Record excerpts —
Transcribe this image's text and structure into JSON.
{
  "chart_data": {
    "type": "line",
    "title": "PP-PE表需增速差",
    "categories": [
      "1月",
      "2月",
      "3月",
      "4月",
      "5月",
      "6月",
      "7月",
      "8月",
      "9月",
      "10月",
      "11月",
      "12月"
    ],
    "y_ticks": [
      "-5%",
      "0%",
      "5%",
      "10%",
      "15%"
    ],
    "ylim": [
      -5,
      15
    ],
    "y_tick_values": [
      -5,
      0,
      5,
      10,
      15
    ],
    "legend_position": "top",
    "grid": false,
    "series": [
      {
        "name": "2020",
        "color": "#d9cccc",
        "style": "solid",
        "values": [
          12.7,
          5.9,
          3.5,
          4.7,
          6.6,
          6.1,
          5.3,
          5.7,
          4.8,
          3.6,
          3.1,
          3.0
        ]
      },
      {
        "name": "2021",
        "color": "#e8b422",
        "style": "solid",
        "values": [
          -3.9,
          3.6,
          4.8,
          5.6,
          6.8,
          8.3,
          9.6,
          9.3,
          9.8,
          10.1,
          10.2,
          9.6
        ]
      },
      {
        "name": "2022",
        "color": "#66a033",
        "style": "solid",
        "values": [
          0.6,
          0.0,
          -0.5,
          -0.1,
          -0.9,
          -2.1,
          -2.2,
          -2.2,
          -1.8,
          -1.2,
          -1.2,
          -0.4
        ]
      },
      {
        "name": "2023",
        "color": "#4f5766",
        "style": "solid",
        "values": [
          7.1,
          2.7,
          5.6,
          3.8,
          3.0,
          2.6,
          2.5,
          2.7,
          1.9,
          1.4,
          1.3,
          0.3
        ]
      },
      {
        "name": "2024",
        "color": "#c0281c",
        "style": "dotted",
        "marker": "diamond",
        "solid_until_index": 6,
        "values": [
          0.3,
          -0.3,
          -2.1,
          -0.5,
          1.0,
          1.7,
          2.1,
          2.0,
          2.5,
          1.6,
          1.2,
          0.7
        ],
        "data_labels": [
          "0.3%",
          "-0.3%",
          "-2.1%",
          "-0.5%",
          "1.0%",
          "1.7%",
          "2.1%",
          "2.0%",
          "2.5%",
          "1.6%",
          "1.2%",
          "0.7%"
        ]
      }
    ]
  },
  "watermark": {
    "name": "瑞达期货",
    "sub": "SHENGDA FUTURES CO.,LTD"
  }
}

Aim of the task —
List the lines that contain the word "name".

Expected answer —
        "name": "2020",
        "name": "2021",
        "name": "2022",
        "name": "2023",
        "name": "2024",
    "name": "瑞达期货",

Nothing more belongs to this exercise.